#### [The problem]
Wherever the string "Endian" appears in the listing, copy that line.

* * *

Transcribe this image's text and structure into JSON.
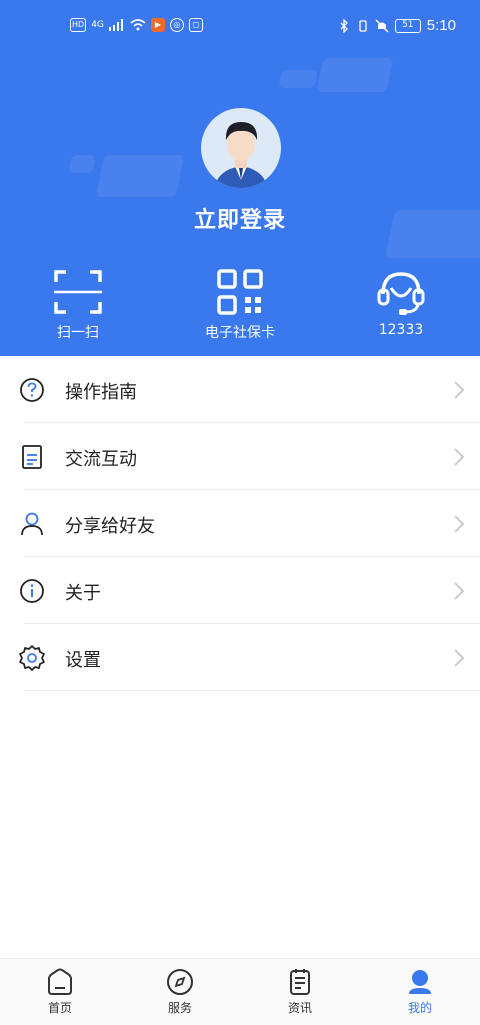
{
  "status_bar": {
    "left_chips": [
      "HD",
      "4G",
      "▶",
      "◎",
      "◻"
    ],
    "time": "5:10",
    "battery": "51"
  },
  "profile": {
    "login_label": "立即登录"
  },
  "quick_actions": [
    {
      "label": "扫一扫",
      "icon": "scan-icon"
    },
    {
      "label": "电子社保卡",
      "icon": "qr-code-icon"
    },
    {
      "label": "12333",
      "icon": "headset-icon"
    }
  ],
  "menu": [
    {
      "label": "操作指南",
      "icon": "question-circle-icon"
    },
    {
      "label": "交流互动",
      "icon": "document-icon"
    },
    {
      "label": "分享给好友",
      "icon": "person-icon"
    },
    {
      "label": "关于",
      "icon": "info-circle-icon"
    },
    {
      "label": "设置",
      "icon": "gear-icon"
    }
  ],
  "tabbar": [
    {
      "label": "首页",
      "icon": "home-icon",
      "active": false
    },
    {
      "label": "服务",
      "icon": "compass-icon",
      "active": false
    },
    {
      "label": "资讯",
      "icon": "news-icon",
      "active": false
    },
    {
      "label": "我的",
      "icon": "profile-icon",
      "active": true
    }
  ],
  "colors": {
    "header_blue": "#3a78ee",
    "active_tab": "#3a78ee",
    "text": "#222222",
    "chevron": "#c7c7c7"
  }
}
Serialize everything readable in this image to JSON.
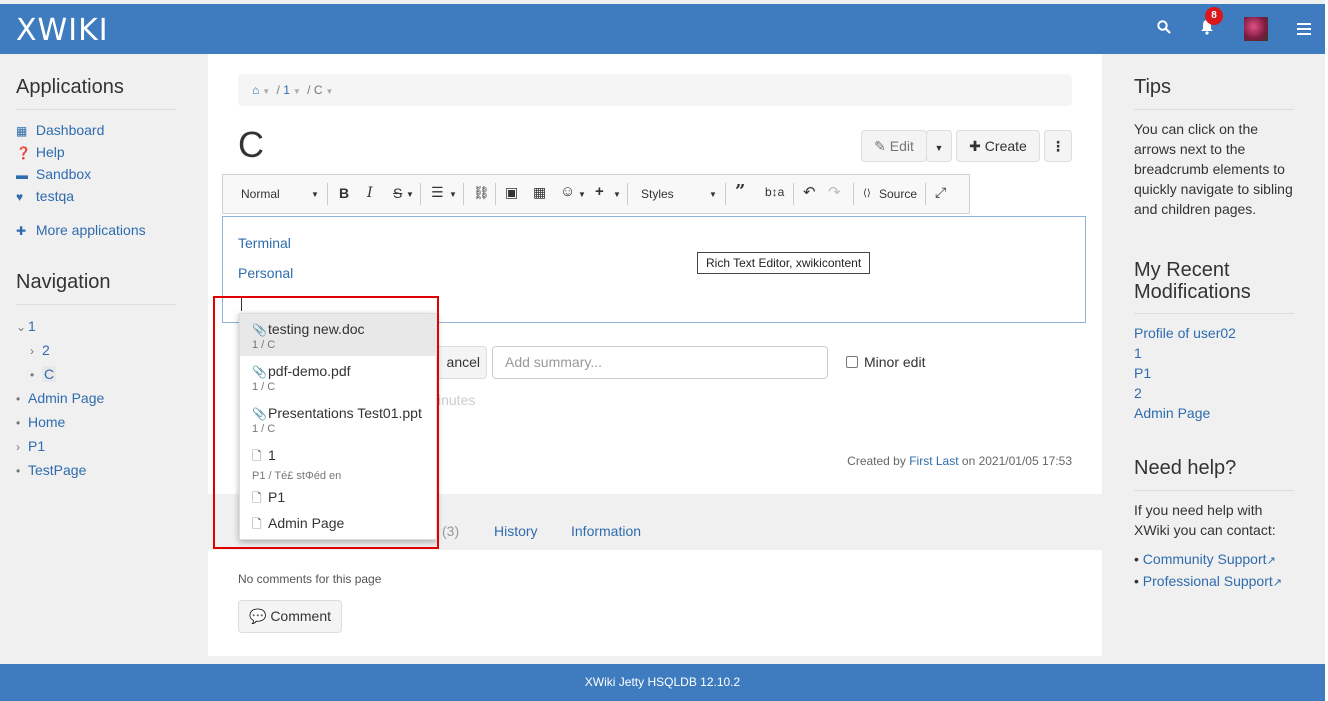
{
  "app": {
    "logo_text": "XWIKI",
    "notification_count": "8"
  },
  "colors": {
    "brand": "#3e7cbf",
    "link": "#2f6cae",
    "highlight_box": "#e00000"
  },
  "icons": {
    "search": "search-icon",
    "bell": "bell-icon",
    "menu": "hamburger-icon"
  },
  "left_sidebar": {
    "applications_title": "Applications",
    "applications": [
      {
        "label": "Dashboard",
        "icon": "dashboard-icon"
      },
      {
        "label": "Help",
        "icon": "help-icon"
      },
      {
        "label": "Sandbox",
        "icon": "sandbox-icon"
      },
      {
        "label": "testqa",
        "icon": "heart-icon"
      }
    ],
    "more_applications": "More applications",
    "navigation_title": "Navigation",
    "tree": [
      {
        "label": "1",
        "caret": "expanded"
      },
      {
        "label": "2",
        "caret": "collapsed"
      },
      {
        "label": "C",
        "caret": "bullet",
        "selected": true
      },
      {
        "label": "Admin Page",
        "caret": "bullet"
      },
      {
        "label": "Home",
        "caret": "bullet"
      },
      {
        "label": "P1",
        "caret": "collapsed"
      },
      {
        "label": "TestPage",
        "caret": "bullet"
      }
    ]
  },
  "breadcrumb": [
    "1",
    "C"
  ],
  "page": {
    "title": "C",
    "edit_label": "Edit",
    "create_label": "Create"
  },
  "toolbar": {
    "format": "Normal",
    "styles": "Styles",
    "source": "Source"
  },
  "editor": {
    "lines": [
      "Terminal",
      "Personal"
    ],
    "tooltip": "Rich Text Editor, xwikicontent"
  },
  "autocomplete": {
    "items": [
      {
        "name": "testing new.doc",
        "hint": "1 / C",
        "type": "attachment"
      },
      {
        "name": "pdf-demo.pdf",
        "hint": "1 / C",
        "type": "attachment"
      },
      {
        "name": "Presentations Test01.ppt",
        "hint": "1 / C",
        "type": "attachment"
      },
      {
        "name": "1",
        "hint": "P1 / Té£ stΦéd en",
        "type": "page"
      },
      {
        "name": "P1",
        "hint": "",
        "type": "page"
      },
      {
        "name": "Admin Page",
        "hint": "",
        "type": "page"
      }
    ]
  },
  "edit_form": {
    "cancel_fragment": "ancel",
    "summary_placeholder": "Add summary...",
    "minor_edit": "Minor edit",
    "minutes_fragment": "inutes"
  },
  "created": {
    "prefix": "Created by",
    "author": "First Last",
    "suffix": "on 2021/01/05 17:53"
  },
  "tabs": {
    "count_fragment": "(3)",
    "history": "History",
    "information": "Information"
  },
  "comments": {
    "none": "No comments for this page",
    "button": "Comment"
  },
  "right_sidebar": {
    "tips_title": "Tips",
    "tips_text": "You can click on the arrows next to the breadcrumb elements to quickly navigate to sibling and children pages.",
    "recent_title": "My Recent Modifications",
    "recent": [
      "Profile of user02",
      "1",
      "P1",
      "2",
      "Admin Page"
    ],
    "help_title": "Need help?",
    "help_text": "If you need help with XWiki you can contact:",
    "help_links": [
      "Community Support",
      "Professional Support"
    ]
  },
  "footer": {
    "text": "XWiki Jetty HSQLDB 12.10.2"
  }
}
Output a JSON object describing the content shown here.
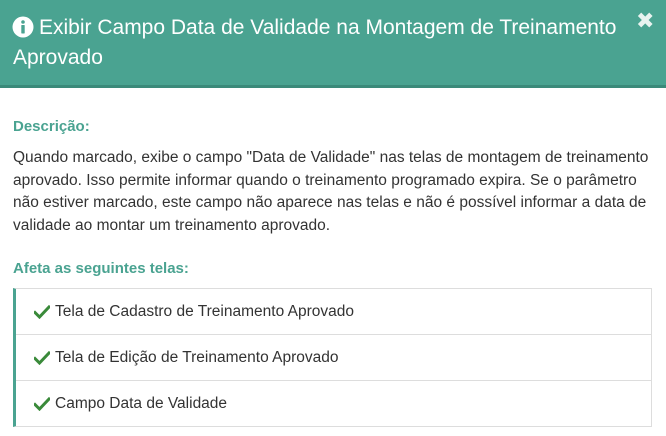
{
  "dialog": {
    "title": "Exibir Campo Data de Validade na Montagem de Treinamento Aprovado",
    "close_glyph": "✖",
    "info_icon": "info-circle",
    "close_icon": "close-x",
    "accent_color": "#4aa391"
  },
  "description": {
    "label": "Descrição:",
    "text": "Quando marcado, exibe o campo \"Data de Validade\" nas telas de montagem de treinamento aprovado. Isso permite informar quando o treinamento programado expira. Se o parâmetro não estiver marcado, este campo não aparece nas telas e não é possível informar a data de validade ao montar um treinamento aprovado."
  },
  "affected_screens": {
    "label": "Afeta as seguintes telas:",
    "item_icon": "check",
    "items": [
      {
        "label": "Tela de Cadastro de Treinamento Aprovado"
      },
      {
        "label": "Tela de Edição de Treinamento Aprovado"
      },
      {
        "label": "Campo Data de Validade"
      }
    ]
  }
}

* * *

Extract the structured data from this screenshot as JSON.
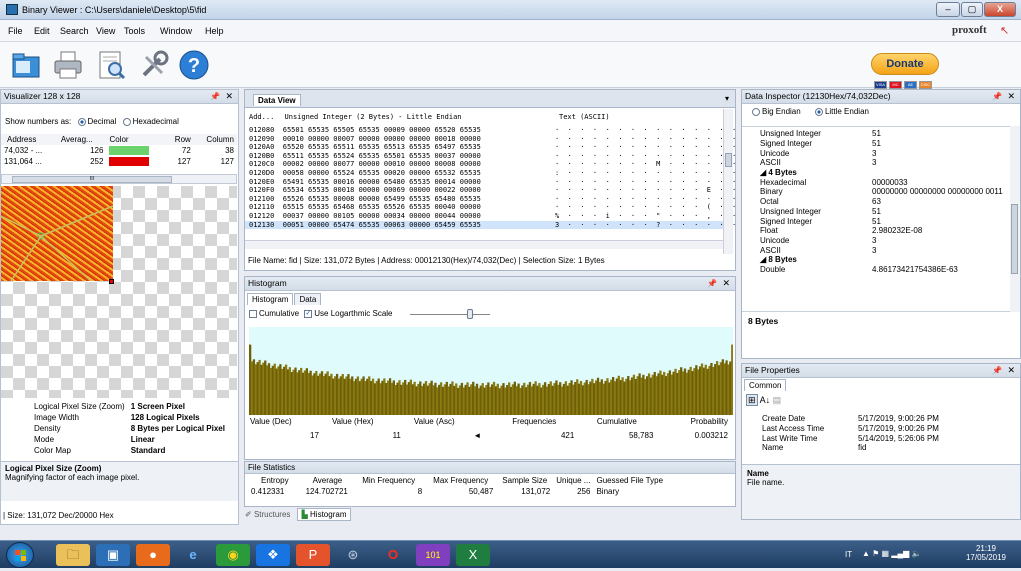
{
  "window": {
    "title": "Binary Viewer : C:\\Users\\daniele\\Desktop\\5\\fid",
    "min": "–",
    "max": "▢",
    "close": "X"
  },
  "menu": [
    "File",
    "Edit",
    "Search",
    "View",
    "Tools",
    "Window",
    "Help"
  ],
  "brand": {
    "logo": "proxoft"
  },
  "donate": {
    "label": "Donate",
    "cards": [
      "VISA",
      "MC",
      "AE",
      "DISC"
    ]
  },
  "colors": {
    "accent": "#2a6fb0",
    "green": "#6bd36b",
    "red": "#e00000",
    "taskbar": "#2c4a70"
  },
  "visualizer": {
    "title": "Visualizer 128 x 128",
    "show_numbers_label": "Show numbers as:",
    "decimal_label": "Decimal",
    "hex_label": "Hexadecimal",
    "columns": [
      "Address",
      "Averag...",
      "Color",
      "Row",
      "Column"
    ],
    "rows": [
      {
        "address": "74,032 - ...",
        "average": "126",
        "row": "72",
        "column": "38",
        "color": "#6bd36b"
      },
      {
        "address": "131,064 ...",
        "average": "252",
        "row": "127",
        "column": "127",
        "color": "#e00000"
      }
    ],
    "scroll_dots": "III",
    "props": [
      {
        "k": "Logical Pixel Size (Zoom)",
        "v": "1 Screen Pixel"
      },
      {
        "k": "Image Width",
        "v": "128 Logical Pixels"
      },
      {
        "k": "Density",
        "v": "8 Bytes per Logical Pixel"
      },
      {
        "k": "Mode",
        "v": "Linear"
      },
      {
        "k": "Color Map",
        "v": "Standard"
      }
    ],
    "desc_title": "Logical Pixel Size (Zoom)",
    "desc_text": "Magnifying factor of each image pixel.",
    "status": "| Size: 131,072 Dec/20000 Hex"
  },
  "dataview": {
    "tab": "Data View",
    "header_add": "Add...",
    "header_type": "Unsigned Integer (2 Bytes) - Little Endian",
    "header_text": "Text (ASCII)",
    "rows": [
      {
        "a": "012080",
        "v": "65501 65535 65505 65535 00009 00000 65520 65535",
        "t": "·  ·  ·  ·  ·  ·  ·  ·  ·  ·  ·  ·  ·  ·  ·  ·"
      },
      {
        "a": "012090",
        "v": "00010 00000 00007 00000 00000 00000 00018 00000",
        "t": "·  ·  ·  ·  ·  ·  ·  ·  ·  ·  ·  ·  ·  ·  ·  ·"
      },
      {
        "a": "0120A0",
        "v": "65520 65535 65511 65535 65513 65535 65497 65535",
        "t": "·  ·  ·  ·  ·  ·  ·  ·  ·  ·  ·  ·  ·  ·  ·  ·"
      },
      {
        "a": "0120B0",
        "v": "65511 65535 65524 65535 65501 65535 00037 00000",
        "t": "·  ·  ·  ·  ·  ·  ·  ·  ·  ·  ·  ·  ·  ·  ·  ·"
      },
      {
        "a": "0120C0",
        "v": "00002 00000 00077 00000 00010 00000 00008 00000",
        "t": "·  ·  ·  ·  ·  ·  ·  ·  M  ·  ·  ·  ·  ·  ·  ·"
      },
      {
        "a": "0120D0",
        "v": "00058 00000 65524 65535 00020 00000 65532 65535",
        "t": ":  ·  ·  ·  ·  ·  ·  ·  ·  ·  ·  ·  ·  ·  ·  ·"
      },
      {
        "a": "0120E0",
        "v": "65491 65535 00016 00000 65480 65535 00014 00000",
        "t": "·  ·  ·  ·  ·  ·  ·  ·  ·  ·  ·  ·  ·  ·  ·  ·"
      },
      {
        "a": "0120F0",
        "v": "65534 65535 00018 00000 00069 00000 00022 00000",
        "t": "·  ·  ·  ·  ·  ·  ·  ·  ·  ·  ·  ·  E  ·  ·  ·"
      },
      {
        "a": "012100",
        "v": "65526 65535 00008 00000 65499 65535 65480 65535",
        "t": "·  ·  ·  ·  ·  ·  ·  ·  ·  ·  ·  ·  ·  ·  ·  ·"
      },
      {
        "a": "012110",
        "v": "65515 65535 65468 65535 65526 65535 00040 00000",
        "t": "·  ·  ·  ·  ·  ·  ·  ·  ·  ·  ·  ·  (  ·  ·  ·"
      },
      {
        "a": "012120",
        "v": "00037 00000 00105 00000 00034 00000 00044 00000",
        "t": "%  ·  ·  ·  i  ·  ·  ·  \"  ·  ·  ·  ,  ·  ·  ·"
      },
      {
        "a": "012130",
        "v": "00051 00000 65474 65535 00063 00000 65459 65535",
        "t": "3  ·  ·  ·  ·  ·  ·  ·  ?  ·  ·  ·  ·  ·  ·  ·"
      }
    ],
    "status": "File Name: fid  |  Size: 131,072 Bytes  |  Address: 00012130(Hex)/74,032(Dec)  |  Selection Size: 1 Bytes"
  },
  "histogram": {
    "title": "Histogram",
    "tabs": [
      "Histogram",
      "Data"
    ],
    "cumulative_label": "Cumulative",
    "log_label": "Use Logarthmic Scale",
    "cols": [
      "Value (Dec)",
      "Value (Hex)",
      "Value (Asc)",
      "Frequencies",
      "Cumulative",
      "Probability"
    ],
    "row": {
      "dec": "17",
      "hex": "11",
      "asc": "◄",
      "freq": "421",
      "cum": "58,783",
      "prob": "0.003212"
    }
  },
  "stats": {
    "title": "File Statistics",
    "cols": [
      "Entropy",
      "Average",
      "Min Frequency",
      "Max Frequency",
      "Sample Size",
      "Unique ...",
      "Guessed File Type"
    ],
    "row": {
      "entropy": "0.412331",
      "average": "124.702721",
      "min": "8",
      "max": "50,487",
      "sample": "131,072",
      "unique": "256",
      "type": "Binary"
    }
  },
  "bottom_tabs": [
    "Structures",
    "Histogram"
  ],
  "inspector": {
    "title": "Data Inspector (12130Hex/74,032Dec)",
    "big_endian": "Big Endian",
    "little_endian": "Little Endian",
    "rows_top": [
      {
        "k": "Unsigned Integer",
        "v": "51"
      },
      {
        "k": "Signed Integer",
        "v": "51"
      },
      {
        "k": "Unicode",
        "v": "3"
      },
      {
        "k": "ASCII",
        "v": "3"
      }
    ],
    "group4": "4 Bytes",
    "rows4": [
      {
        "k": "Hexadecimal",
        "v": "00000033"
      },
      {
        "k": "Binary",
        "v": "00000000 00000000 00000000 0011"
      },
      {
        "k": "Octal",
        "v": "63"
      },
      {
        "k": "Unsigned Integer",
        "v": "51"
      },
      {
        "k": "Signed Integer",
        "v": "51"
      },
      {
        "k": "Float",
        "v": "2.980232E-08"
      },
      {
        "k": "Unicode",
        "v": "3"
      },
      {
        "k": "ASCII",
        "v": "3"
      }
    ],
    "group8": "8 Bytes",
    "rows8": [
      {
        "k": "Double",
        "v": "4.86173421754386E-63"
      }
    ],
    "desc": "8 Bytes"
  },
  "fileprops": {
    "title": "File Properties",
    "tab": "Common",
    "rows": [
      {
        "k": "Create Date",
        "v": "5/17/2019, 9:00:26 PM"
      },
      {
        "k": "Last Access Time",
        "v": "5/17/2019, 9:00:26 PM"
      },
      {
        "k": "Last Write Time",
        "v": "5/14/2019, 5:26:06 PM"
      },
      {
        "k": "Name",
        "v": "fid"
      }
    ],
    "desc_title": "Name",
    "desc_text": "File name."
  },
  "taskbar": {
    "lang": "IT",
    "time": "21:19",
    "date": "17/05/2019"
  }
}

* * *

#### [Solution to this exercise]
    "header_type": "Unsigned Integer (2 Bytes) - Little Endian",
    "big_endian": "Big Endian",
    "little_endian": "Little Endian",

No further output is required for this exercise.